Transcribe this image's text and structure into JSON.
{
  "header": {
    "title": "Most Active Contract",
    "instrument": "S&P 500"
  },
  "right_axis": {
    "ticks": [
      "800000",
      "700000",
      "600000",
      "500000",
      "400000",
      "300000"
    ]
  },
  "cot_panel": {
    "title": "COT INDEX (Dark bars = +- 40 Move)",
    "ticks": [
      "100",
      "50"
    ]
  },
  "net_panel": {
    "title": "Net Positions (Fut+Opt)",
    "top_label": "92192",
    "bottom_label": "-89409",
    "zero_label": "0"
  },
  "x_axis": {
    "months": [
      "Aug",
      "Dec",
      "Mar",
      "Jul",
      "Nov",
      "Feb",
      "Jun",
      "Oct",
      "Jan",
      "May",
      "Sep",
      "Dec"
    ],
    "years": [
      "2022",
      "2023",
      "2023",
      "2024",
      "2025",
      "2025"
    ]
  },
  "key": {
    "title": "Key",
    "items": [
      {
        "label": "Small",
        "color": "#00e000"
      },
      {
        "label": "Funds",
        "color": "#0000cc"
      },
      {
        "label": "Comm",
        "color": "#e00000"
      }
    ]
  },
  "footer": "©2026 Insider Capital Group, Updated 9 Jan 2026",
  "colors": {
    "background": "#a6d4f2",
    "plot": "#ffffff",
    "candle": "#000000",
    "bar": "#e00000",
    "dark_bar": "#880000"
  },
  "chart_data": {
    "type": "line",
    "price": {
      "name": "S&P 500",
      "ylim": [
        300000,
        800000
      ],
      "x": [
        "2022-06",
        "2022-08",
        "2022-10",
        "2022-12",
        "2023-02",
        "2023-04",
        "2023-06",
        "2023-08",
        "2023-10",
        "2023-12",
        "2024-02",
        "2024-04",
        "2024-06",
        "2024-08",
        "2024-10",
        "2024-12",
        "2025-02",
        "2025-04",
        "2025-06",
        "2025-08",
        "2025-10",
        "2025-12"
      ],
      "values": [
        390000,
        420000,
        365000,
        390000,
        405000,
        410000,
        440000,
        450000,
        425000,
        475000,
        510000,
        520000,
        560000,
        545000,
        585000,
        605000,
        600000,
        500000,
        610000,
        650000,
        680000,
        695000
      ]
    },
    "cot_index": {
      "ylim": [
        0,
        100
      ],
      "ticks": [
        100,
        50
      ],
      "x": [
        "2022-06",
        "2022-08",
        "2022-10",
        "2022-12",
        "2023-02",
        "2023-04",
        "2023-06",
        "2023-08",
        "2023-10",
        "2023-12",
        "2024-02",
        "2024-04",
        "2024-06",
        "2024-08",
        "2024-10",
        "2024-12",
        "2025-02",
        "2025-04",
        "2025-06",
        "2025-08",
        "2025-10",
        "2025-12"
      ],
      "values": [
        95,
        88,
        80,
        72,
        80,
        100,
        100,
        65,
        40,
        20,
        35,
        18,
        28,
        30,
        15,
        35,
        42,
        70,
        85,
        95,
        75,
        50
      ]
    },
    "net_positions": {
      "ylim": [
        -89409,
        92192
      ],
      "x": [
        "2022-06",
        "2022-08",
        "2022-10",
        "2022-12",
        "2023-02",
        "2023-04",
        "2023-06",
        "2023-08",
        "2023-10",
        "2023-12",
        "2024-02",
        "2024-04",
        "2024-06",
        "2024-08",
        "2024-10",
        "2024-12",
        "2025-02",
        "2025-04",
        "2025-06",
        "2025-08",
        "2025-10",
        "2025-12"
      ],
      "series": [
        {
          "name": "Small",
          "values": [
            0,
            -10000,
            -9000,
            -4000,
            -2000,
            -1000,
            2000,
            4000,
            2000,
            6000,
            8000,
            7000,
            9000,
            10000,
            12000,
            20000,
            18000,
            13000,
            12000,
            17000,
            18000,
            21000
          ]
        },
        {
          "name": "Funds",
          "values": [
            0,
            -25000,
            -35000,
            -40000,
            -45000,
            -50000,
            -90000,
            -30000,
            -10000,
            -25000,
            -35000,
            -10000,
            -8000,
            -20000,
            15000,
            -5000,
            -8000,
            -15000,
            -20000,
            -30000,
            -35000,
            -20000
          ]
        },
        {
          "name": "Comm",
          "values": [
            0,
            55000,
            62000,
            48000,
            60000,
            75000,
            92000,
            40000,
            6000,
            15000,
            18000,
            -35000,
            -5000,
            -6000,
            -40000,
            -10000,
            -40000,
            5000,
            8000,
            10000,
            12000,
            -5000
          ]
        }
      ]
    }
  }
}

━━━━━━━━━━━━━━━━━━━━

EXERCISE PROMPT
All of the entries must be quoted exactly; please include each one.

TASK SOLUTION
Transcribe this image's text and structure into JSON.
{
  "header": {
    "title": "Most Active Contract",
    "instrument": "S&P 500"
  },
  "right_axis": {
    "ticks": [
      "800000",
      "700000",
      "600000",
      "500000",
      "400000",
      "300000"
    ]
  },
  "cot_panel": {
    "title": "COT INDEX (Dark bars = +- 40 Move)",
    "ticks": [
      "100",
      "50"
    ]
  },
  "net_panel": {
    "title": "Net Positions (Fut+Opt)",
    "top_label": "92192",
    "bottom_label": "-89409",
    "zero_label": "0"
  },
  "x_axis": {
    "months": [
      "Aug",
      "Dec",
      "Mar",
      "Jul",
      "Nov",
      "Feb",
      "Jun",
      "Oct",
      "Jan",
      "May",
      "Sep",
      "Dec"
    ],
    "years": [
      "2022",
      "2023",
      "2023",
      "2024",
      "2025",
      "2025"
    ]
  },
  "key": {
    "title": "Key",
    "items": [
      {
        "label": "Small",
        "color": "#00e000"
      },
      {
        "label": "Funds",
        "color": "#0000cc"
      },
      {
        "label": "Comm",
        "color": "#e00000"
      }
    ]
  },
  "footer": "©2026 Insider Capital Group, Updated 9 Jan 2026",
  "colors": {
    "background": "#a6d4f2",
    "plot": "#ffffff",
    "candle": "#000000",
    "bar": "#e00000",
    "dark_bar": "#880000"
  },
  "chart_data": {
    "type": "line",
    "price": {
      "name": "S&P 500",
      "ylim": [
        300000,
        800000
      ],
      "x": [
        "2022-06",
        "2022-08",
        "2022-10",
        "2022-12",
        "2023-02",
        "2023-04",
        "2023-06",
        "2023-08",
        "2023-10",
        "2023-12",
        "2024-02",
        "2024-04",
        "2024-06",
        "2024-08",
        "2024-10",
        "2024-12",
        "2025-02",
        "2025-04",
        "2025-06",
        "2025-08",
        "2025-10",
        "2025-12"
      ],
      "values": [
        390000,
        420000,
        365000,
        390000,
        405000,
        410000,
        440000,
        450000,
        425000,
        475000,
        510000,
        520000,
        560000,
        545000,
        585000,
        605000,
        600000,
        500000,
        610000,
        650000,
        680000,
        695000
      ]
    },
    "cot_index": {
      "ylim": [
        0,
        100
      ],
      "ticks": [
        100,
        50
      ],
      "x": [
        "2022-06",
        "2022-08",
        "2022-10",
        "2022-12",
        "2023-02",
        "2023-04",
        "2023-06",
        "2023-08",
        "2023-10",
        "2023-12",
        "2024-02",
        "2024-04",
        "2024-06",
        "2024-08",
        "2024-10",
        "2024-12",
        "2025-02",
        "2025-04",
        "2025-06",
        "2025-08",
        "2025-10",
        "2025-12"
      ],
      "values": [
        95,
        88,
        80,
        72,
        80,
        100,
        100,
        65,
        40,
        20,
        35,
        18,
        28,
        30,
        15,
        35,
        42,
        70,
        85,
        95,
        75,
        50
      ]
    },
    "net_positions": {
      "ylim": [
        -89409,
        92192
      ],
      "x": [
        "2022-06",
        "2022-08",
        "2022-10",
        "2022-12",
        "2023-02",
        "2023-04",
        "2023-06",
        "2023-08",
        "2023-10",
        "2023-12",
        "2024-02",
        "2024-04",
        "2024-06",
        "2024-08",
        "2024-10",
        "2024-12",
        "2025-02",
        "2025-04",
        "2025-06",
        "2025-08",
        "2025-10",
        "2025-12"
      ],
      "series": [
        {
          "name": "Small",
          "values": [
            0,
            -10000,
            -9000,
            -4000,
            -2000,
            -1000,
            2000,
            4000,
            2000,
            6000,
            8000,
            7000,
            9000,
            10000,
            12000,
            20000,
            18000,
            13000,
            12000,
            17000,
            18000,
            21000
          ]
        },
        {
          "name": "Funds",
          "values": [
            0,
            -25000,
            -35000,
            -40000,
            -45000,
            -50000,
            -90000,
            -30000,
            -10000,
            -25000,
            -35000,
            -10000,
            -8000,
            -20000,
            15000,
            -5000,
            -8000,
            -15000,
            -20000,
            -30000,
            -35000,
            -20000
          ]
        },
        {
          "name": "Comm",
          "values": [
            0,
            55000,
            62000,
            48000,
            60000,
            75000,
            92000,
            40000,
            6000,
            15000,
            18000,
            -35000,
            -5000,
            -6000,
            -40000,
            -10000,
            -40000,
            5000,
            8000,
            10000,
            12000,
            -5000
          ]
        }
      ]
    }
  }
}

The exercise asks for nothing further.